▶ Text section:
· · ·
From a brief look: If the size is small (e.g VL height), there is a way to hide the ugly motor, if the distribution system is good (looks similar to the VL one), has low retention AND if it can grind as well as the big Titans (since it shares the burrs) then this could be a winner.

P.S. This is the original thread from Kaffee Netz with more info and pics:

http://www.kaffee-netz.de/threads/sammelbestellung-fuer-die-cbcrema-muehle.61780/page-23


----------



## charris (Feb 17, 2014)

Some bigger pics here:

https://www.facebook.com/pages/Tidakas-Tamper-Trichter/177169315711579


----------



## Dylan (Dec 5, 2011)

I had not seen this before, it will be very interesting if it compares favourably to the VL.


----------



## jeebsy (May 5, 2013)

This is the one they only made 30 of before eh?


----------



## charris (Feb 17, 2014)

jeebsy said:


> This is the one they only made 30 of before eh?


I think these are the first 30 and they have sold 6 so far.


----------



## charris (Feb 17, 2014)

Dylan said:


> I had not seen this before, it will be very interesting if it compares favourably to the VL.


A big difference is that this is conical while the VL is flat.


----------



## jeebsy (May 5, 2013)

Ah right, i thought the first 30 all went immediately. There was a thread about them before and they sounded really interesting


----------



## jeebsy (May 5, 2013)

http://coffeeforums.co.uk/showthread.php?18220

http://coffeeforums.co.uk/showthread.php?18197


----------



## coffeechap (Apr 5, 2012)

interesting, as that will be not much more than the money people pay frank to modify and already 2000 euro grinder !!! very interesting, plus german engineering, we all know how they love tolerences.


----------



## Mrboots2u (May 10, 2013)

Somewhere in Whitley bay there is man which his hand hovering over the

" buy " button now


----------



## Dylan (Dec 5, 2011)

charris said:


> A big difference is that this is conical while the VL is flat.


Is the VL not a 'hybrid' design?


----------



## charris (Feb 17, 2014)

Dylan said:


> Is the VL not a 'hybrid' design?


Yes, but the conical burrs are just used to break initially the beans.


----------



## charris (Feb 17, 2014)

From sjenner's post in the previous threads:



> I hope that they decide to make more of them than thirty... I got the impression (the German language translates badly into English) that the thirty pieces were the highly polished ones.
> 
> Anyway, I spent some time reading the thread, and it seems to me that it solves the known potential faults with the Versalab:
> 
> ...


----------



## coffeechap (Apr 5, 2012)

the vl conical burrs allow for a shallower than usual gradiant on the flat burrs as the coffee is broken down before getting into the flats, it also helps the compleytel underpowered motor to manage the beans.


----------



## charris (Feb 17, 2014)

Another interesting post from another forum with some good questions also:



> Looks interesting. They chose for that specific motor because it's an industrial standard fit making it future proof, easy to modify. Bean pressure on the burrs is calculated for with the thickness of the feeder tube and size of the burr chamber (kept as small as possible to avoid beans popping). The back box has two big condensors in it for startup. On/off switch is a big robust switch that cuts off all phases. A timer can be applied later by using a photo timer. It will come completely disassembled to lower the costs.
· · ·
▶ Lines of data:
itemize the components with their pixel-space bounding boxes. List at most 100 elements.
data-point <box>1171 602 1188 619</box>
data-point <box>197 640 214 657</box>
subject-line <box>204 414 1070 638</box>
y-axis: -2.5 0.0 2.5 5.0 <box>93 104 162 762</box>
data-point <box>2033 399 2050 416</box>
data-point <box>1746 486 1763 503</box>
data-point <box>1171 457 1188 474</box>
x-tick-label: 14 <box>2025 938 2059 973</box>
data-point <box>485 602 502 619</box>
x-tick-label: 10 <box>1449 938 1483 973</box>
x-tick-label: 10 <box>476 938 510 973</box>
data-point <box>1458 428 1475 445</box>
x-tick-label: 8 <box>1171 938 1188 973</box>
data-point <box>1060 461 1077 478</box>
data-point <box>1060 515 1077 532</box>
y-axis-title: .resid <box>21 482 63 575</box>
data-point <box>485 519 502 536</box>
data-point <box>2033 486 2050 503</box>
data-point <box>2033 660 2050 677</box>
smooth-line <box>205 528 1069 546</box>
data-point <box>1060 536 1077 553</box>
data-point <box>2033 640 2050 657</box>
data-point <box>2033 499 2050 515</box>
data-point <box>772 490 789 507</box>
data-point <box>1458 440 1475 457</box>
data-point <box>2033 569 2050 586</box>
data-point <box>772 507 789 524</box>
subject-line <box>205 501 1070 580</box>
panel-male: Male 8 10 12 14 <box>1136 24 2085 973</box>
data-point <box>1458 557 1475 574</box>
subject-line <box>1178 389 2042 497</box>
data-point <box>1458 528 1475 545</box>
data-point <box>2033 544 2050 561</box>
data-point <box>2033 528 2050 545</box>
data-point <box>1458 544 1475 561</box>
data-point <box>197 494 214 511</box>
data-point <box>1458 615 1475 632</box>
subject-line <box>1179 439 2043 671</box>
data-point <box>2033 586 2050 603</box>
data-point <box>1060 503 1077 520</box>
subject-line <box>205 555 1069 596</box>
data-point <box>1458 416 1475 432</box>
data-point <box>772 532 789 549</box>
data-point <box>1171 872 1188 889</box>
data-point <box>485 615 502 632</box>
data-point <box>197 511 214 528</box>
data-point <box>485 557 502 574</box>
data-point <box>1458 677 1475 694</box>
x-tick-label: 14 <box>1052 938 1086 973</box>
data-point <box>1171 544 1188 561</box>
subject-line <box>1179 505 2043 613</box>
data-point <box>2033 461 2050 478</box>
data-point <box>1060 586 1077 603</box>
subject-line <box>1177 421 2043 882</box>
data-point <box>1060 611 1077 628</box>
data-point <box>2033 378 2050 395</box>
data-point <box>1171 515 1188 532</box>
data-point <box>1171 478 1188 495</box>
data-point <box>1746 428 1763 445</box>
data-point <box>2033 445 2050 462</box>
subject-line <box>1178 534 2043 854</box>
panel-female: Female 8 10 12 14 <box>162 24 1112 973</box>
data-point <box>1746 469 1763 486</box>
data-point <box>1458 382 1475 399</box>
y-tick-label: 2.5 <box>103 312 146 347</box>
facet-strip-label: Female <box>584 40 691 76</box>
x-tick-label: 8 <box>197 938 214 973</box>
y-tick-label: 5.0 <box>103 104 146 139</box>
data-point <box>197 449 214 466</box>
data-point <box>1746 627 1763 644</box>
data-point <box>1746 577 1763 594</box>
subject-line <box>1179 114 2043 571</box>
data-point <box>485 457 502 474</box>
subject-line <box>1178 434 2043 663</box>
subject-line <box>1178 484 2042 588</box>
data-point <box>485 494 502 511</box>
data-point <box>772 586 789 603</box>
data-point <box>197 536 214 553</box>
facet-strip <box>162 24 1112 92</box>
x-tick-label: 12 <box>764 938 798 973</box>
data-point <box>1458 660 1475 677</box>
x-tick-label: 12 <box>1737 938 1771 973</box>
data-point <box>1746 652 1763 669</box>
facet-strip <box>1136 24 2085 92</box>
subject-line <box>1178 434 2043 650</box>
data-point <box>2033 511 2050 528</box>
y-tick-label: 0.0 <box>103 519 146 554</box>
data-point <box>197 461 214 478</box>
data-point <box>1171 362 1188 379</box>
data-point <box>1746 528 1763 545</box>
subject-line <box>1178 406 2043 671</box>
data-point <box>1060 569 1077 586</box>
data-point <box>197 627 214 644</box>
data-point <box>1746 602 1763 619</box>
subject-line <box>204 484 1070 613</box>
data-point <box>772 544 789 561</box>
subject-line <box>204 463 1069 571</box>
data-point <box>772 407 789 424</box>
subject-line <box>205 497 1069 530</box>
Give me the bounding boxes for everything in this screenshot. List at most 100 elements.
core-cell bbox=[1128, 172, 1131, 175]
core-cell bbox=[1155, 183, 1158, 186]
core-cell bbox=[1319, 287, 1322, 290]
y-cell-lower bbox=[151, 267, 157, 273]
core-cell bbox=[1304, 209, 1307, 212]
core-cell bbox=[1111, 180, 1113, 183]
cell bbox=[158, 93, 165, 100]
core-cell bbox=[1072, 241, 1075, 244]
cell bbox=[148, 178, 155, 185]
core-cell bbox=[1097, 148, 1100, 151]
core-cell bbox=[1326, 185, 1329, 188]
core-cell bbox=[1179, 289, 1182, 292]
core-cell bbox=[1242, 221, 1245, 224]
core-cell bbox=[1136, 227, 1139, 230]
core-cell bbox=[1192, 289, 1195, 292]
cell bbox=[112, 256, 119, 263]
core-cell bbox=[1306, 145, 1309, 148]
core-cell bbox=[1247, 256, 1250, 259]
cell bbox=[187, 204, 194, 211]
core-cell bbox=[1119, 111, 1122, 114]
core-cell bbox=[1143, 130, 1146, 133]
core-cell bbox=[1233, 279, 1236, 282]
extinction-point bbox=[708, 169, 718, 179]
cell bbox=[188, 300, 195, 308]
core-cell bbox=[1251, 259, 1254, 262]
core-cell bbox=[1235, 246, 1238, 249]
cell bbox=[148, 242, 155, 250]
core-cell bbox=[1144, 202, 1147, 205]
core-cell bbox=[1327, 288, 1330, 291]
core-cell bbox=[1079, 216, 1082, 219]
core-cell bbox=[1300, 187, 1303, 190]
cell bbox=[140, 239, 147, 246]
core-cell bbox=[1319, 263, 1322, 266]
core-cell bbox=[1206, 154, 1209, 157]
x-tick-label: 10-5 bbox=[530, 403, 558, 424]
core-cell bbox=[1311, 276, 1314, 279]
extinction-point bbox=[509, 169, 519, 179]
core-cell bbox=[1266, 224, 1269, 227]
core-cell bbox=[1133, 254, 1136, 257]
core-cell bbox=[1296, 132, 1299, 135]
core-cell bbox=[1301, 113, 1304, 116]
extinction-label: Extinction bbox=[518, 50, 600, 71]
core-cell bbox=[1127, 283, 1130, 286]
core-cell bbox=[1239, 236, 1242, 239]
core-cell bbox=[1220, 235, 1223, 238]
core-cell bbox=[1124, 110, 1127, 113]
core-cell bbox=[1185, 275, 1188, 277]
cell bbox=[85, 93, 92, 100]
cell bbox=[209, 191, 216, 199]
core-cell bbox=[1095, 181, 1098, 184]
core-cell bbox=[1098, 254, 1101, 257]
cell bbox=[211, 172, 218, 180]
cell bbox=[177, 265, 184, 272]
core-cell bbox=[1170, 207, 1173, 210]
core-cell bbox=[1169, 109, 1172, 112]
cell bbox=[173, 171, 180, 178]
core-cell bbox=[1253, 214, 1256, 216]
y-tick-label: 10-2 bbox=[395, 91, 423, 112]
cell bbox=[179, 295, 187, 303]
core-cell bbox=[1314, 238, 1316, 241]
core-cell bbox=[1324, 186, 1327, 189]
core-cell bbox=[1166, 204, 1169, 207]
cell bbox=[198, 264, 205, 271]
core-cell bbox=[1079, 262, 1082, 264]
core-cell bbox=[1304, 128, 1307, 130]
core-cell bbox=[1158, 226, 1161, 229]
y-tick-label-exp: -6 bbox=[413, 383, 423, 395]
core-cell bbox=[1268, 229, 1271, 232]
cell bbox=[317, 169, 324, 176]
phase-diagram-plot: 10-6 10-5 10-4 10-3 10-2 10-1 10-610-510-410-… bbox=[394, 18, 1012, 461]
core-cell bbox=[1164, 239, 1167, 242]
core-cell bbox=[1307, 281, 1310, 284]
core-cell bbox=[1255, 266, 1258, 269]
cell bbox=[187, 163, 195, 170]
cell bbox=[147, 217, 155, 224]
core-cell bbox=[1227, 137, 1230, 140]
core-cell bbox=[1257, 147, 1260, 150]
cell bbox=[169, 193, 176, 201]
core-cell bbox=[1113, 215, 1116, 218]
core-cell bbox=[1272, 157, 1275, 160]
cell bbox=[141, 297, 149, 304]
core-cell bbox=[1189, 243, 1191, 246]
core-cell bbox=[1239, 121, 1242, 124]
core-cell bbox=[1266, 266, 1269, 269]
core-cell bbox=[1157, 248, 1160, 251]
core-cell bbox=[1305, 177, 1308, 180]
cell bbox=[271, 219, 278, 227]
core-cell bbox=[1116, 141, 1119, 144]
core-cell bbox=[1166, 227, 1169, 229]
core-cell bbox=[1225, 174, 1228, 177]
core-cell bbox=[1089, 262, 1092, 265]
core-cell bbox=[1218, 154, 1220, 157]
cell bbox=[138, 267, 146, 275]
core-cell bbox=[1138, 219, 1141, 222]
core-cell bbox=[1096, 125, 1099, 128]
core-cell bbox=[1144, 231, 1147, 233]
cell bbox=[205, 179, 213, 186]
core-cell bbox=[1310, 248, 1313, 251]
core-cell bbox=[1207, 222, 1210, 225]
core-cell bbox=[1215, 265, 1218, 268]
· · ·
▶ Goals:
a. Update the grinder thread between "interesting, as that" and "(May 10, 2013)", inclusive, with "german engineering" changed to "precision engineering".
b. List every username that heads a post in the grinder thread.

▶ Final results:
a.
interesting, as that will be not much more than the money people pay frank to modify and already 2000 euro grinder !!! very interesting, plus precision engineering, we all know how they love tolerences.


----------



## Mrboots2u (May 10, 2013)

b.
charris
Dylan
jeebsy
coffeechap
Mrboots2u